Make an exact copy of the entries below.
--- start of Data lines ---
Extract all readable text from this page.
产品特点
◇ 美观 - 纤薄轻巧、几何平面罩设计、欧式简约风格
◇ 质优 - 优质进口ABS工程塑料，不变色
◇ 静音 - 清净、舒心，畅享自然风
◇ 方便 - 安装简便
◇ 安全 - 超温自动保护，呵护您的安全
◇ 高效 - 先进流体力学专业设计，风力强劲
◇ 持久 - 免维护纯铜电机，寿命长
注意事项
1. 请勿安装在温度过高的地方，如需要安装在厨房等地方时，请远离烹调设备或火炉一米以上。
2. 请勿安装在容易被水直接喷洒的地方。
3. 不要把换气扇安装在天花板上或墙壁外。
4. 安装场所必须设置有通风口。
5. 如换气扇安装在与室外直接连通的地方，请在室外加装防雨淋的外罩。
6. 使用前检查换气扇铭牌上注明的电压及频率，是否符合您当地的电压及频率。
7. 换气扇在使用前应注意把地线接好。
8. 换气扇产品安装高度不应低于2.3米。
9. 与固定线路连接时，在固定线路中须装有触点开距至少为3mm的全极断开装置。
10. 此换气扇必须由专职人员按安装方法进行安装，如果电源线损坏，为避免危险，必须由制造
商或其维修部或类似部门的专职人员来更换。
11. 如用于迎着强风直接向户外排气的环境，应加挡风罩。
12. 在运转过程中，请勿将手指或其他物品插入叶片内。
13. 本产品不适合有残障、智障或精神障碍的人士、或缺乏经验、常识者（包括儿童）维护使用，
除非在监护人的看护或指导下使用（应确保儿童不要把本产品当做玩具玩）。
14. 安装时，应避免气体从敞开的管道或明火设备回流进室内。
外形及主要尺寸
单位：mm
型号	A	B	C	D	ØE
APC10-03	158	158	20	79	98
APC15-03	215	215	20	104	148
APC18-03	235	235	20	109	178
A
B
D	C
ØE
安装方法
--- end of Data lines ---
**Reply to the exercise:**
Extract all readable text from this page.
产品特点
◇ 美观 - 纤薄轻巧、几何平面罩设计、欧式简约风格
◇ 质优 - 优质进口ABS工程塑料，不变色
◇ 静音 - 清净、舒心，畅享自然风
◇ 方便 - 安装简便
◇ 安全 - 超温自动保护，呵护您的安全
◇ 高效 - 先进流体力学专业设计，风力强劲
◇ 持久 - 免维护纯铜电机，寿命长
注意事项
1. 请勿安装在温度过高的地方，如需要安装在厨房等地方时，请远离烹调设备或火炉一米以上。
2. 请勿安装在容易被水直接喷洒的地方。
3. 不要把换气扇安装在天花板上或墙壁外。
4. 安装场所必须设置有通风口。
5. 如换气扇安装在与室外直接连通的地方，请在室外加装防雨淋的外罩。
6. 使用前检查换气扇铭牌上注明的电压及频率，是否符合您当地的电压及频率。
7. 换气扇在使用前应注意把地线接好。
8. 换气扇产品安装高度不应低于2.3米。
9. 与固定线路连接时，在固定线路中须装有触点开距至少为3mm的全极断开装置。
10. 此换气扇必须由专职人员按安装方法进行安装，如果电源线损坏，为避免危险，必须由制造
商或其维修部或类似部门的专职人员来更换。
11. 如用于迎着强风直接向户外排气的环境，应加挡风罩。
12. 在运转过程中，请勿将手指或其他物品插入叶片内。
13. 本产品不适合有残障、智障或精神障碍的人士、或缺乏经验、常识者（包括儿童）维护使用，
除非在监护人的看护或指导下使用（应确保儿童不要把本产品当做玩具玩）。
14. 安装时，应避免气体从敞开的管道或明火设备回流进室内。
外形及主要尺寸
单位：mm
型号	A	B	C	D	ØE
APC10-03	158	158	20	79	98
APC15-03	215	215	20	104	148
APC18-03	235	235	20	109	178
A
B
D	C
ØE
安装方法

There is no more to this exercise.